» Short problem:
Pull out every row below that contains the word "increasing", and treat uppercase and lowercase as different.

## Start Records supplied

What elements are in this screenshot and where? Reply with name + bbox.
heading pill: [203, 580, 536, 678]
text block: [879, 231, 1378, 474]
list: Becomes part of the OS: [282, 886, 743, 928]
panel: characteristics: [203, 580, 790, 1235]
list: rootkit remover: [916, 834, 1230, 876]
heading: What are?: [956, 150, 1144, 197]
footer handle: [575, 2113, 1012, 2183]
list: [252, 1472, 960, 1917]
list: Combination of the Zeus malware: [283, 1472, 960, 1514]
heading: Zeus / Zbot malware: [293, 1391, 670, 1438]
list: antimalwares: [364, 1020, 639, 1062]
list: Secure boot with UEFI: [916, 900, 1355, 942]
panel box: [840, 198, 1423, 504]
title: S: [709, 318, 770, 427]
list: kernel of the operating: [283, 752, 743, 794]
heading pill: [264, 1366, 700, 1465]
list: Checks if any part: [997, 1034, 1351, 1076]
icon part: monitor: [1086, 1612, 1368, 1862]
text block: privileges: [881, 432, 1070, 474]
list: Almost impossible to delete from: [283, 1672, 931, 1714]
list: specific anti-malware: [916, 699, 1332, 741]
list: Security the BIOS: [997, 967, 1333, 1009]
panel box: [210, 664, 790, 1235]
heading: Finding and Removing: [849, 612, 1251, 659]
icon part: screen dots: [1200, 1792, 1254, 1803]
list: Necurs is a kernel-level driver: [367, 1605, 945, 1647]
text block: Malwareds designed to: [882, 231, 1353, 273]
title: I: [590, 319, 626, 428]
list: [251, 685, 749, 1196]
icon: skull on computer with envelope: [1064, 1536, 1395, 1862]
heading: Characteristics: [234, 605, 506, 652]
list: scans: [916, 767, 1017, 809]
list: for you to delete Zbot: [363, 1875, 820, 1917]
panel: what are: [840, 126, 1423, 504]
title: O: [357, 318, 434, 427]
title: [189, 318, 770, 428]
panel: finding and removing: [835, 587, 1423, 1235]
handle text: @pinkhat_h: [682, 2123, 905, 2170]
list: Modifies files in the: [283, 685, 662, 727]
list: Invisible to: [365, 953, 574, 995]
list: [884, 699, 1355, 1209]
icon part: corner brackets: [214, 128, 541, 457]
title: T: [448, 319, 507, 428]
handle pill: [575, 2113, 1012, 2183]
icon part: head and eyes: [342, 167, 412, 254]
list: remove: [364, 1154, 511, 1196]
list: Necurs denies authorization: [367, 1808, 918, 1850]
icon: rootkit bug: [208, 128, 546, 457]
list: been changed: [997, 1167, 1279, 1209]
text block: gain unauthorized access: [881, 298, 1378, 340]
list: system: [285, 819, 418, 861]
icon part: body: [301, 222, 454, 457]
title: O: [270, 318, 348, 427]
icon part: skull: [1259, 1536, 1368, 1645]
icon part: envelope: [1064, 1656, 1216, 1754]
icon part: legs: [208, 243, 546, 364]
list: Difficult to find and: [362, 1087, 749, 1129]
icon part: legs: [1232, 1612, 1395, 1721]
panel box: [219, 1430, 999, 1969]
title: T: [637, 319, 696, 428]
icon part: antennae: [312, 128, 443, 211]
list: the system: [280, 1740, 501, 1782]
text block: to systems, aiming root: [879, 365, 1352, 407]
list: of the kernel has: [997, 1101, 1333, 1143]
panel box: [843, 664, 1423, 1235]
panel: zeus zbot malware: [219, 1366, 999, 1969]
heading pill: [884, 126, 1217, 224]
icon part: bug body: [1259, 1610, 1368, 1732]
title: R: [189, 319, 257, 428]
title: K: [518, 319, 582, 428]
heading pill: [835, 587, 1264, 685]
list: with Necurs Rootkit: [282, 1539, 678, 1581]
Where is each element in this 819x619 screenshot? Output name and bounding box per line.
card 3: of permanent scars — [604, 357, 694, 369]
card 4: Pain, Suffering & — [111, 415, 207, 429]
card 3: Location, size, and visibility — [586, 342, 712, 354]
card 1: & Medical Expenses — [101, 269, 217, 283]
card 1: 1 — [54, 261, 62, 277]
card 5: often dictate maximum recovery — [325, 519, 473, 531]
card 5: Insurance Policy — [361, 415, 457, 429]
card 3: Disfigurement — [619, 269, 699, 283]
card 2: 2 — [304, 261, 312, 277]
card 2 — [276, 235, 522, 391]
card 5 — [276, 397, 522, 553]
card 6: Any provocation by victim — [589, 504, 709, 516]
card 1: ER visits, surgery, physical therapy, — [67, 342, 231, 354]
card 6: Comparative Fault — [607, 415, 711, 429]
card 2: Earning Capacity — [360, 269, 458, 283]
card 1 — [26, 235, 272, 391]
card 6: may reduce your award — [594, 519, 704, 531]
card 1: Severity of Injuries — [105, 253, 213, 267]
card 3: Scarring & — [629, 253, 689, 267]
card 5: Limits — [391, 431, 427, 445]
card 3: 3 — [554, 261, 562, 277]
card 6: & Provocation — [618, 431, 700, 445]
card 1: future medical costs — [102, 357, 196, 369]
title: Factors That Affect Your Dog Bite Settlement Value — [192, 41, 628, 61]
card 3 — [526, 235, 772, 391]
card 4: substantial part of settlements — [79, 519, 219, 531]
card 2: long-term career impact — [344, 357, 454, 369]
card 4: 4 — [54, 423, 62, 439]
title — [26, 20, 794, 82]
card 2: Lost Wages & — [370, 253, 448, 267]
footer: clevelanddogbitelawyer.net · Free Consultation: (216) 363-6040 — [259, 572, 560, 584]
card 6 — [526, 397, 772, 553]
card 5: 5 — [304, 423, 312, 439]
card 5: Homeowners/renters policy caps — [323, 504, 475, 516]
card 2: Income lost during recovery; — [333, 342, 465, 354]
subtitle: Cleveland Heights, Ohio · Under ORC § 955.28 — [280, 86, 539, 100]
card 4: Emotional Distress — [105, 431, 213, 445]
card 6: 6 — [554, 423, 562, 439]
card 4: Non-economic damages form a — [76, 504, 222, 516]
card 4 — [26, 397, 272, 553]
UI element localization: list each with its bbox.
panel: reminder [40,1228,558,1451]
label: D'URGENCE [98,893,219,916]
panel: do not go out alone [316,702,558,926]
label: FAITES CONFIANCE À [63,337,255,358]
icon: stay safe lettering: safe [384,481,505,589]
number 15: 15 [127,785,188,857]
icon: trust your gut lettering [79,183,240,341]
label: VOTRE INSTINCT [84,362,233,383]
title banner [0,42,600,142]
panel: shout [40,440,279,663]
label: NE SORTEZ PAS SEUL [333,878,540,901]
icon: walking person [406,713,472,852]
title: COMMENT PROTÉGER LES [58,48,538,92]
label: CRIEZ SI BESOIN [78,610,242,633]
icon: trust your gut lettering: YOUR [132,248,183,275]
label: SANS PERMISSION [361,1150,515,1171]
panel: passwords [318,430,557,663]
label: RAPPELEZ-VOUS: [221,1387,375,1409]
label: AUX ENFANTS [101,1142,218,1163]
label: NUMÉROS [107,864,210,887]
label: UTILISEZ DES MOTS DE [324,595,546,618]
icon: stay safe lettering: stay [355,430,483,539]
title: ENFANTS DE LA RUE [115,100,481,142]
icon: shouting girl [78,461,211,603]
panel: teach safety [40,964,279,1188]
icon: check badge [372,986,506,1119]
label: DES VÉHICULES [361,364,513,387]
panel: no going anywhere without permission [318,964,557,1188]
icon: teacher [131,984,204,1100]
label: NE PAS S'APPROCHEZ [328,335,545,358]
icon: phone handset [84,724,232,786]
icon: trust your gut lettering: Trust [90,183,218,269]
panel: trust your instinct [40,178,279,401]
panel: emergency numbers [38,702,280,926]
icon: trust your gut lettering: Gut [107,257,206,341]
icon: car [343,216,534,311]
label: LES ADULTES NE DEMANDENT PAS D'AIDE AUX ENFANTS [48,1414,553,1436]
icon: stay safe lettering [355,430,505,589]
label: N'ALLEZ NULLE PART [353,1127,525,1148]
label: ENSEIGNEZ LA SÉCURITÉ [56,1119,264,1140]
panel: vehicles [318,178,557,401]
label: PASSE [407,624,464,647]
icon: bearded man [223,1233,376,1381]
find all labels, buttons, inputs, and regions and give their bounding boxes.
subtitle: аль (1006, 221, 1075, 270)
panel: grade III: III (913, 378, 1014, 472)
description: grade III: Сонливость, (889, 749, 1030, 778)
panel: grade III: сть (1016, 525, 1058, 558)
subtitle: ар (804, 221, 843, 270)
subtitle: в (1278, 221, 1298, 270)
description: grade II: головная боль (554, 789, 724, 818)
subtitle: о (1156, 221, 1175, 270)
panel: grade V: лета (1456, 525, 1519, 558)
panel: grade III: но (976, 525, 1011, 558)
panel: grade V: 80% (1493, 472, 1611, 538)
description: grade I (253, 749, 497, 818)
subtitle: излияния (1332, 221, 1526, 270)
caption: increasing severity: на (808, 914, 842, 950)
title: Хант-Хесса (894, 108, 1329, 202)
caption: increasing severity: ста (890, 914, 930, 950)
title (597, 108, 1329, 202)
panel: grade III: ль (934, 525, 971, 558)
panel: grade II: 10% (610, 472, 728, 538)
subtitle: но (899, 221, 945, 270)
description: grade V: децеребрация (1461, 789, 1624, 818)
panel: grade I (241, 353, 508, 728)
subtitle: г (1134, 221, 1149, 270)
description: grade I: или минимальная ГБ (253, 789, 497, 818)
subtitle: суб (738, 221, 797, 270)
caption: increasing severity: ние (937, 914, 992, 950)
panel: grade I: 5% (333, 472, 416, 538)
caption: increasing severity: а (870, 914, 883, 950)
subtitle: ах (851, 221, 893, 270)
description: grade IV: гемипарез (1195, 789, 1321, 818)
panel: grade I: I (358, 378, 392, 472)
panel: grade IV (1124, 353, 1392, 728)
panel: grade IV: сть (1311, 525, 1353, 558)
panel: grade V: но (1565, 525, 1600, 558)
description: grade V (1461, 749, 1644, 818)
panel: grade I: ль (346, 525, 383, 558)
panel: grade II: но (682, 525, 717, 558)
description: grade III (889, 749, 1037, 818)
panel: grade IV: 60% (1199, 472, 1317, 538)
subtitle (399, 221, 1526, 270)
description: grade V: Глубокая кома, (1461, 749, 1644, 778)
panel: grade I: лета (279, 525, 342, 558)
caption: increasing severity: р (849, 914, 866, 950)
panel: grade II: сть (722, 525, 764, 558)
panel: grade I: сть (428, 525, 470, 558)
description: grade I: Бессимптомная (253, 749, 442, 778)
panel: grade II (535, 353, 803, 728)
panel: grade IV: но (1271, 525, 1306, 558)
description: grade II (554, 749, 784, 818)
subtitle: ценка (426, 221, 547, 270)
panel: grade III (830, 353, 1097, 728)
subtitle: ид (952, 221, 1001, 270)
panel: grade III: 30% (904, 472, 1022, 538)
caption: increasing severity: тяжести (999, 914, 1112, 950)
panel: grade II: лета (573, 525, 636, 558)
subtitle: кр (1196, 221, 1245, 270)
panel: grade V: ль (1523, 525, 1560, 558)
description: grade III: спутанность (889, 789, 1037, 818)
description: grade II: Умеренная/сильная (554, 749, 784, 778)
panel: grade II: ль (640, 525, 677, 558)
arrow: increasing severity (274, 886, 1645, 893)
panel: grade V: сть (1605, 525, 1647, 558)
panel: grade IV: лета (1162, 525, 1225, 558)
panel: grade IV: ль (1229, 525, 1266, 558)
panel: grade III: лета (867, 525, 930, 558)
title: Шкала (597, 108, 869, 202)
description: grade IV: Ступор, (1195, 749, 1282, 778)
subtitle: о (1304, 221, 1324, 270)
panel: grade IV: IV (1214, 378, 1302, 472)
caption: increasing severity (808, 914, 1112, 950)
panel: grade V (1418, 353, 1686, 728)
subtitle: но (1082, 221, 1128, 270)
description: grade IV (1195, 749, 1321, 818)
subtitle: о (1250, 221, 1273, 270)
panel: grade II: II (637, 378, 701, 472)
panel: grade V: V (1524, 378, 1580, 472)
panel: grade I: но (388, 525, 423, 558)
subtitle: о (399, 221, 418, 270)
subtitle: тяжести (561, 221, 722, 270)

## End Records supplied

» Solution to the problem:
caption: increasing severity: на (808, 914, 842, 950)
caption: increasing severity: ста (890, 914, 930, 950)
caption: increasing severity: ние (937, 914, 992, 950)
caption: increasing severity: а (870, 914, 883, 950)
caption: increasing severity: р (849, 914, 866, 950)
caption: increasing severity: тяжести (999, 914, 1112, 950)
arrow: increasing severity (274, 886, 1645, 893)
caption: increasing severity (808, 914, 1112, 950)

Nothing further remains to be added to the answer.